**Task directions**
Write out each entry, exactly the way it appears.

Records contained in a dataset:
■ ■ ■

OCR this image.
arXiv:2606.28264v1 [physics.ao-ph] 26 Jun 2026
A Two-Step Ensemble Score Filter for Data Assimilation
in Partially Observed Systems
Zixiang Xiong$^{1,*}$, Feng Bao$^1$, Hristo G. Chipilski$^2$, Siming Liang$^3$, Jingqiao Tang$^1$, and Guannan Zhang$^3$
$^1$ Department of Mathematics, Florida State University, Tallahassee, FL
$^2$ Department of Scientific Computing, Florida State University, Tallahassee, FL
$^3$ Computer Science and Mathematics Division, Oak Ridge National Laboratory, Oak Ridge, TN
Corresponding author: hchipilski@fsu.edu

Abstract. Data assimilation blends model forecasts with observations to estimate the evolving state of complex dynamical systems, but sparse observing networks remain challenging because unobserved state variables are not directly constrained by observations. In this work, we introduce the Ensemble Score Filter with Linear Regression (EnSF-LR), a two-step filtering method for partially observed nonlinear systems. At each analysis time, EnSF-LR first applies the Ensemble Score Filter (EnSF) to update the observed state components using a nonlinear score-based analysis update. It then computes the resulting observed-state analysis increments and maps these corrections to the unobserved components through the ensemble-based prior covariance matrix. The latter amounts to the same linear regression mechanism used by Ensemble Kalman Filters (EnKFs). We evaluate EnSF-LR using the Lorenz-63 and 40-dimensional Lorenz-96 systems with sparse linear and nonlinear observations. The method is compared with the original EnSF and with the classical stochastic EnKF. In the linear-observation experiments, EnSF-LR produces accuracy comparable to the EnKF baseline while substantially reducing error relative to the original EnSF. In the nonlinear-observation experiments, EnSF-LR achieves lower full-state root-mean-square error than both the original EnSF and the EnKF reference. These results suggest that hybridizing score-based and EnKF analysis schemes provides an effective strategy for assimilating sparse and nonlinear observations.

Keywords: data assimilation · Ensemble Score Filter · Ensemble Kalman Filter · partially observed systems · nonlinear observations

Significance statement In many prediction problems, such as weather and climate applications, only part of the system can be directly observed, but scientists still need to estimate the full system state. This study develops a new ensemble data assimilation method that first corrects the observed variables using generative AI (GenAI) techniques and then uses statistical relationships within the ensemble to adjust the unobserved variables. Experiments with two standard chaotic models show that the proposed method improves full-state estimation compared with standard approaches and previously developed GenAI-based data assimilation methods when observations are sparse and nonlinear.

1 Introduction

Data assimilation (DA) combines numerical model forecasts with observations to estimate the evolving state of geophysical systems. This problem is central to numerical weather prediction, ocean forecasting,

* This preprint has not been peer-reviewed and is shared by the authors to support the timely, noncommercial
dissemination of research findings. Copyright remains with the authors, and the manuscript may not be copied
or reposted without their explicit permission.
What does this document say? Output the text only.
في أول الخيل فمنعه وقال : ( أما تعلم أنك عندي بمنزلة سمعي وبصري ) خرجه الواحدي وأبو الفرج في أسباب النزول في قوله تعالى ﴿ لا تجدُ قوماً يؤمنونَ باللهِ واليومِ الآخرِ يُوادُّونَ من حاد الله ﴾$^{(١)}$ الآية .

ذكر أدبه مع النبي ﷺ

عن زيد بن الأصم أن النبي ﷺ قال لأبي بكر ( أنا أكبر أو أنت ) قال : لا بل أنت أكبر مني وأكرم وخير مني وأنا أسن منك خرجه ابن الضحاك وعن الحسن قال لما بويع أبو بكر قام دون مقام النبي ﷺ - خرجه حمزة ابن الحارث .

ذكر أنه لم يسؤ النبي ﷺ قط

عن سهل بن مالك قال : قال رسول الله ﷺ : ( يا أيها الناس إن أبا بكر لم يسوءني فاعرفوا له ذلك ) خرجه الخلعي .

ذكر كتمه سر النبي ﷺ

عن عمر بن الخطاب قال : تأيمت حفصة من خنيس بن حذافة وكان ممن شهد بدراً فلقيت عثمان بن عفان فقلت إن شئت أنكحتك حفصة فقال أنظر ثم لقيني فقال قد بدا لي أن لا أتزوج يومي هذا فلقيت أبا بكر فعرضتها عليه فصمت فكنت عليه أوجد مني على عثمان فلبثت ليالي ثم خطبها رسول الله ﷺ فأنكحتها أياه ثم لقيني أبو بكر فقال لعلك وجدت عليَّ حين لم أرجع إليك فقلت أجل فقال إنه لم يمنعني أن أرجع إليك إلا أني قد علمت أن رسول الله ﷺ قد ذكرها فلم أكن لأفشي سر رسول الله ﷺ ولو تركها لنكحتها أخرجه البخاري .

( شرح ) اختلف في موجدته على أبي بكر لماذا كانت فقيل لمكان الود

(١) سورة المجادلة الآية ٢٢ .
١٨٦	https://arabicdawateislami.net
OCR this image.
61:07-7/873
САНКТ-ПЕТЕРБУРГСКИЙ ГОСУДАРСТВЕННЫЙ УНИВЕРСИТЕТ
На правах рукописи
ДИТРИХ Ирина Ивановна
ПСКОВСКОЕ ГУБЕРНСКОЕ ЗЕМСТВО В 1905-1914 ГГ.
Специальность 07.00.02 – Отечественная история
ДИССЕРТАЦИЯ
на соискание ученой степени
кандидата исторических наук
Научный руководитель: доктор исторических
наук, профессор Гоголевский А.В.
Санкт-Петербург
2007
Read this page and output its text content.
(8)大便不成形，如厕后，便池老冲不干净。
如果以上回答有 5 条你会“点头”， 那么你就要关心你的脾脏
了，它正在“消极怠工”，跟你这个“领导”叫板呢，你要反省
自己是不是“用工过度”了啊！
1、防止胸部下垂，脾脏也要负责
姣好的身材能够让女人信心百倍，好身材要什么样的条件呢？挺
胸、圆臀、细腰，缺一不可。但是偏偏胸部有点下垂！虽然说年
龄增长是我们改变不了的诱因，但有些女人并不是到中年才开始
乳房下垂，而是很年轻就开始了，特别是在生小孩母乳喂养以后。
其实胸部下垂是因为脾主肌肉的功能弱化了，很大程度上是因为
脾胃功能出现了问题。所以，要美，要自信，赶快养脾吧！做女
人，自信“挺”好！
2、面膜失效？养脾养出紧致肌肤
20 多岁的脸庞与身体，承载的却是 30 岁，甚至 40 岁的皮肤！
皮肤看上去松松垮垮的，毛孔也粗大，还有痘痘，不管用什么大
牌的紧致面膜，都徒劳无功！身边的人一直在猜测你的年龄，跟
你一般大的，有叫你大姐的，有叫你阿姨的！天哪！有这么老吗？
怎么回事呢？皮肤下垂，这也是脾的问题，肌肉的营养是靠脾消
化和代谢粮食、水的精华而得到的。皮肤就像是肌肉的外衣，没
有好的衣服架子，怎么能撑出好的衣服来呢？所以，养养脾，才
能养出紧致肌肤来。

■ ■ ■

**Answer**
OCR this image.
arXiv:2606.28264v1 [physics.ao-ph] 26 Jun 2026
A Two-Step Ensemble Score Filter for Data Assimilation
in Partially Observed Systems
Zixiang Xiong$^{1,*}$, Feng Bao$^1$, Hristo G. Chipilski$^2$, Siming Liang$^3$, Jingqiao Tang$^1$, and Guannan Zhang$^3$
$^1$ Department of Mathematics, Florida State University, Tallahassee, FL
$^2$ Department of Scientific Computing, Florida State University, Tallahassee, FL
$^3$ Computer Science and Mathematics Division, Oak Ridge National Laboratory, Oak Ridge, TN
Corresponding author: hchipilski@fsu.edu

Abstract. Data assimilation blends model forecasts with observations to estimate the evolving state of complex dynamical systems, but sparse observing networks remain challenging because unobserved state variables are not directly constrained by observations. In this work, we introduce the Ensemble Score Filter with Linear Regression (EnSF-LR), a two-step filtering method for partially observed nonlinear systems. At each analysis time, EnSF-LR first applies the Ensemble Score Filter (EnSF) to update the observed state components using a nonlinear score-based analysis update. It then computes the resulting observed-state analysis increments and maps these corrections to the unobserved components through the ensemble-based prior covariance matrix. The latter amounts to the same linear regression mechanism used by Ensemble Kalman Filters (EnKFs). We evaluate EnSF-LR using the Lorenz-63 and 40-dimensional Lorenz-96 systems with sparse linear and nonlinear observations. The method is compared with the original EnSF and with the classical stochastic EnKF. In the linear-observation experiments, EnSF-LR produces accuracy comparable to the EnKF baseline while substantially reducing error relative to the original EnSF. In the nonlinear-observation experiments, EnSF-LR achieves lower full-state root-mean-square error than both the original EnSF and the EnKF reference. These results suggest that hybridizing score-based and EnKF analysis schemes provides an effective strategy for assimilating sparse and nonlinear observations.

Keywords: data assimilation · Ensemble Score Filter · Ensemble Kalman Filter · partially observed systems · nonlinear observations

Significance statement In many prediction problems, such as weather and climate applications, only part of the system can be directly observed, but scientists still need to estimate the full system state. This study develops a new ensemble data assimilation method that first corrects the observed variables using generative AI (GenAI) techniques and then uses statistical relationships within the ensemble to adjust the unobserved variables. Experiments with two standard chaotic models show that the proposed method improves full-state estimation compared with standard approaches and previously developed GenAI-based data assimilation methods when observations are sparse and nonlinear.

1 Introduction

Data assimilation (DA) combines numerical model forecasts with observations to estimate the evolving state of geophysical systems. This problem is central to numerical weather prediction, ocean forecasting,

* This preprint has not been peer-reviewed and is shared by the authors to support the timely, noncommercial
dissemination of research findings. Copyright remains with the authors, and the manuscript may not be copied
or reposted without their explicit permission.
What does this document say? Output the text only.
في أول الخيل فمنعه وقال : ( أما تعلم أنك عندي بمنزلة سمعي وبصري ) خرجه الواحدي وأبو الفرج في أسباب النزول في قوله تعالى ﴿ لا تجدُ قوماً يؤمنونَ باللهِ واليومِ الآخرِ يُوادُّونَ من حاد الله ﴾$^{(١)}$ الآية .

ذكر أدبه مع النبي ﷺ

عن زيد بن الأصم أن النبي ﷺ قال لأبي بكر ( أنا أكبر أو أنت ) قال : لا بل أنت أكبر مني وأكرم وخير مني وأنا أسن منك خرجه ابن الضحاك وعن الحسن قال لما بويع أبو بكر قام دون مقام النبي ﷺ - خرجه حمزة ابن الحارث .

ذكر أنه لم يسؤ النبي ﷺ قط

عن سهل بن مالك قال : قال رسول الله ﷺ : ( يا أيها الناس إن أبا بكر لم يسوءني فاعرفوا له ذلك ) خرجه الخلعي .

ذكر كتمه سر النبي ﷺ

عن عمر بن الخطاب قال : تأيمت حفصة من خنيس بن حذافة وكان ممن شهد بدراً فلقيت عثمان بن عفان فقلت إن شئت أنكحتك حفصة فقال أنظر ثم لقيني فقال قد بدا لي أن لا أتزوج يومي هذا فلقيت أبا بكر فعرضتها عليه فصمت فكنت عليه أوجد مني على عثمان فلبثت ليالي ثم خطبها رسول الله ﷺ فأنكحتها أياه ثم لقيني أبو بكر فقال لعلك وجدت عليَّ حين لم أرجع إليك فقلت أجل فقال إنه لم يمنعني أن أرجع إليك إلا أني قد علمت أن رسول الله ﷺ قد ذكرها فلم أكن لأفشي سر رسول الله ﷺ ولو تركها لنكحتها أخرجه البخاري .

( شرح ) اختلف في موجدته على أبي بكر لماذا كانت فقيل لمكان الود

(١) سورة المجادلة الآية ٢٢ .
١٨٦	https://arabicdawateislami.net
OCR this image.
61:07-7/873
САНКТ-ПЕТЕРБУРГСКИЙ ГОСУДАРСТВЕННЫЙ УНИВЕРСИТЕТ
На правах рукописи
ДИТРИХ Ирина Ивановна
ПСКОВСКОЕ ГУБЕРНСКОЕ ЗЕМСТВО В 1905-1914 ГГ.
Специальность 07.00.02 – Отечественная история
ДИССЕРТАЦИЯ
на соискание ученой степени
кандидата исторических наук
Научный руководитель: доктор исторических
наук, профессор Гоголевский А.В.
Санкт-Петербург
2007
Read this page and output its text content.
(8)大便不成形，如厕后，便池老冲不干净。
如果以上回答有 5 条你会“点头”， 那么你就要关心你的脾脏
了，它正在“消极怠工”，跟你这个“领导”叫板呢，你要反省
自己是不是“用工过度”了啊！
1、防止胸部下垂，脾脏也要负责
姣好的身材能够让女人信心百倍，好身材要什么样的条件呢？挺
胸、圆臀、细腰，缺一不可。但是偏偏胸部有点下垂！虽然说年
龄增长是我们改变不了的诱因，但有些女人并不是到中年才开始
乳房下垂，而是很年轻就开始了，特别是在生小孩母乳喂养以后。
其实胸部下垂是因为脾主肌肉的功能弱化了，很大程度上是因为
脾胃功能出现了问题。所以，要美，要自信，赶快养脾吧！做女
人，自信“挺”好！
2、面膜失效？养脾养出紧致肌肤
20 多岁的脸庞与身体，承载的却是 30 岁，甚至 40 岁的皮肤！
皮肤看上去松松垮垮的，毛孔也粗大，还有痘痘，不管用什么大
牌的紧致面膜，都徒劳无功！身边的人一直在猜测你的年龄，跟
你一般大的，有叫你大姐的，有叫你阿姨的！天哪！有这么老吗？
怎么回事呢？皮肤下垂，这也是脾的问题，肌肉的营养是靠脾消
化和代谢粮食、水的精华而得到的。皮肤就像是肌肉的外衣，没
有好的衣服架子，怎么能撑出好的衣服来呢？所以，养养脾，才
能养出紧致肌肤来。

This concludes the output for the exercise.